__WORK TASK 1__: According to the passage on Ives' illustrations, to whom did Ives dedicate Songs of the Shining Way?
__WORK TASK 2__: Translate this sentence from the passage on Ives' illustrations into French: "She was proficient in black and white pen and ink drawings as well as watercolors and oil painting."
__WORK TASK 3__: Go on with the passage on Ives' illustrations from its last sentence.

__DOCUMENT SEGMENT__:
-----

Ives specialized in descriptive illustrations with varied, distinct characters. Some of the pieces include decorative Art Nouveau elements and apparel. She was proficient in black and white pen and ink drawings as well as watercolors and oil painting.

===Works for children===
Songs of the Shining Way, written and illustrated by Ives, was published in 1899 and featured poems paired with black ink drawings. Ives dedicated the book to her mentor, Edna Chaffee Noble.

Many of Ives' illustrations feature animals, and several of her self-penned publications include them prominently. The Key to Betsy's Heart, in 1916 tells the story of a girl and her dog.

Ives created colorful illustrations for books like The Wonderful Story of Teddy the Bear, published by the McLoughlin Brothers, who often commissioned female artists. She also illustrated fairy tales and rhymes for them, including many popular illustrations for one of their editions of Mother Goose's Nursery Rhymes.

-----

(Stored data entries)
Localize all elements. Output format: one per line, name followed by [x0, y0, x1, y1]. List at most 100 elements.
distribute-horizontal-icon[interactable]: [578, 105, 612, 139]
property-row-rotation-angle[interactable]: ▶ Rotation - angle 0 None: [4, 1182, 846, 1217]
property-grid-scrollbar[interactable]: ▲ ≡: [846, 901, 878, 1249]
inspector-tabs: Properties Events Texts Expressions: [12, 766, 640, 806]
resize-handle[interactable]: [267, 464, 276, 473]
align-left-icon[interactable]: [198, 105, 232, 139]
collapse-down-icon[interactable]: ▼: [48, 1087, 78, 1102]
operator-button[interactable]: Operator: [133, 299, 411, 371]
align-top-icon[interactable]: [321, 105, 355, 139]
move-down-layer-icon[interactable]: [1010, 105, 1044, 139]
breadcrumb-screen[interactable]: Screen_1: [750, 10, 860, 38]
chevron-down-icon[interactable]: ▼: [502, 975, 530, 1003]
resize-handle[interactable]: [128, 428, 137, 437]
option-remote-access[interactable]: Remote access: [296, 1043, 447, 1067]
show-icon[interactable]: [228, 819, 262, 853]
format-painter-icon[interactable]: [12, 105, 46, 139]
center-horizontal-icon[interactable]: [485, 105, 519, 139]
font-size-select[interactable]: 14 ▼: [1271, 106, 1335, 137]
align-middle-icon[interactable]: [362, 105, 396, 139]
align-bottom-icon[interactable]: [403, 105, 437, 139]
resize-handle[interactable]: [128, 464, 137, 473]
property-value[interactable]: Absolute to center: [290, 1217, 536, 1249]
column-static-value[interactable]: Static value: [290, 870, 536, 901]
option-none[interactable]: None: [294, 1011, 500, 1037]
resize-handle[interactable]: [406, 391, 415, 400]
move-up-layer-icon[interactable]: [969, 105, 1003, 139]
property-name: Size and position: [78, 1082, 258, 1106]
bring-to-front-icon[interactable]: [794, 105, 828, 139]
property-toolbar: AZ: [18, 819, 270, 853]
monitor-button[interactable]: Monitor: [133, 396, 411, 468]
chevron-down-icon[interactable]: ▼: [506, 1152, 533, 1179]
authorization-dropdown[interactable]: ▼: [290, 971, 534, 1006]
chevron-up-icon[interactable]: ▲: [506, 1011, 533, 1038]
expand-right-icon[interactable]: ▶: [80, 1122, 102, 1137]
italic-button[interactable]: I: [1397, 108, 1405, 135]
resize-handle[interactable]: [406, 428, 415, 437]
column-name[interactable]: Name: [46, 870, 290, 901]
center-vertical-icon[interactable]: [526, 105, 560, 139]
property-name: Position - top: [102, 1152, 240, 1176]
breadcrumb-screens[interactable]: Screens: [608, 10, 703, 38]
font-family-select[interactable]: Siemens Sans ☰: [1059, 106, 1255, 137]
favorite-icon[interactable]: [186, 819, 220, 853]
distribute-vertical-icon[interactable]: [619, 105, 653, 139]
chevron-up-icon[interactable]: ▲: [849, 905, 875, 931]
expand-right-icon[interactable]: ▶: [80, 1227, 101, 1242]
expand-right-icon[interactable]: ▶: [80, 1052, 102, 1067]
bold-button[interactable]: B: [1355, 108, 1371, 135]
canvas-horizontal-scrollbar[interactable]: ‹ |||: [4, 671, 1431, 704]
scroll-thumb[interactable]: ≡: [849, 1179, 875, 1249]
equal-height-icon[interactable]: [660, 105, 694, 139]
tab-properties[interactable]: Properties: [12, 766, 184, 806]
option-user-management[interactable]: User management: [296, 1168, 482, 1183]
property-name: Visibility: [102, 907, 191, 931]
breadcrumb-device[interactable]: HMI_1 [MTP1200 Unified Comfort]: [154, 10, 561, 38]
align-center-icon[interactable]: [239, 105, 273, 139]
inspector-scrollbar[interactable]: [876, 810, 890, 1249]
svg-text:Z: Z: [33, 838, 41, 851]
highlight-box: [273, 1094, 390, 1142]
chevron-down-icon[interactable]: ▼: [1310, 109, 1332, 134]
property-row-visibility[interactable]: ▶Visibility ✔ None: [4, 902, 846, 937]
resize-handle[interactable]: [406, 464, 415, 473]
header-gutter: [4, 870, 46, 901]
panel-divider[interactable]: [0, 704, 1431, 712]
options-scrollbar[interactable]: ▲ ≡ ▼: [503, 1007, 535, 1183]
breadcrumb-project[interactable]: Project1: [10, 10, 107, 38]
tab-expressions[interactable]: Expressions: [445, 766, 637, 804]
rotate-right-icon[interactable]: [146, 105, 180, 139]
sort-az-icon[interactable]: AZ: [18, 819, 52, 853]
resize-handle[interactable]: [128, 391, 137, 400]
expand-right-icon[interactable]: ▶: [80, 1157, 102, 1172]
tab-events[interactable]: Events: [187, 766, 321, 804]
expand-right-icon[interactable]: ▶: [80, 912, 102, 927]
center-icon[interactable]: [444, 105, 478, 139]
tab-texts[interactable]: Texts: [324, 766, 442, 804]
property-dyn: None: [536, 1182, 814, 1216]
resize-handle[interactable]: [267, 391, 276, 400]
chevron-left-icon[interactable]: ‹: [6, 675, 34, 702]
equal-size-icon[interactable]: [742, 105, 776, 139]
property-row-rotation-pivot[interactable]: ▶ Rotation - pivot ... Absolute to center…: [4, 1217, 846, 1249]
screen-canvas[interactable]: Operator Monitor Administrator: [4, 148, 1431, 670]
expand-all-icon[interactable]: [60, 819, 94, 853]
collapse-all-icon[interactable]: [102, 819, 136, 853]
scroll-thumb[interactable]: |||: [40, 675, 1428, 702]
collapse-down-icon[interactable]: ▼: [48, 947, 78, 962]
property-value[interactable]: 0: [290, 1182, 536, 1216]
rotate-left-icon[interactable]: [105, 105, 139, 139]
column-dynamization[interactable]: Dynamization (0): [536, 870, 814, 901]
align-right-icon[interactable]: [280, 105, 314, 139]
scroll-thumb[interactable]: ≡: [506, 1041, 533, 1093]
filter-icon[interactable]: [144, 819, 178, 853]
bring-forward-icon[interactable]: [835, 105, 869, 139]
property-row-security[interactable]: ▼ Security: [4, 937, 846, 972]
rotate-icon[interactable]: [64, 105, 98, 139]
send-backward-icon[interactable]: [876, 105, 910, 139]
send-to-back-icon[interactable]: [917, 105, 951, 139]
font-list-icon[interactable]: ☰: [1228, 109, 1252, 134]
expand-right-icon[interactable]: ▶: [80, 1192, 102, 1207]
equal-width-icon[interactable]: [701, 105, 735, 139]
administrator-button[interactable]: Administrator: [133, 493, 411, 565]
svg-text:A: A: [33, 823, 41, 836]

-----

__EXERCISE OUTPUT 1__: Her mentor, Edna Chaffee Noble.

__EXERCISE OUTPUT 2__: Elle maîtrisait le dessin à la plume et à l'encre en noir et blanc, ainsi que l'aquarelle et la peinture à l'huile.

__EXERCISE OUTPUT 3__:
===Landscapes===
In addition to her freelance work illustrating, Ives also painted and exhibited landscapes for her own enjoyment. She said of these oil paintings, "To work in oils, that is what I love. The black and white [commercial illustration] is bread and butter work." She also experimented with early color photography.

==Later life==
Ives lived and worked in New York for some time, then returned to Port Huron, Michigan in 1921. In 1925, she left Michigan and retired to Altadena, California, with her three sisters, Florence, Cayde and Julia. All four remained unmarried.

Ives was recruited by the local historical society to compile a history of the town, which was published in 1938 by the Star-News Publishing Company. A resident of the town remembered her as "a very lovely little old lady" who "trudged up and down the streets of Altadena ringing doorbells. ... Her house-to-house canvassing was not to sell books, but to gather information to write a book."

Ives died in November 1944. Her home in Altadena is now included on local historical tours. Original artwork by Ives can sometimes be found at auction, in private collections and on display in museum exhibits.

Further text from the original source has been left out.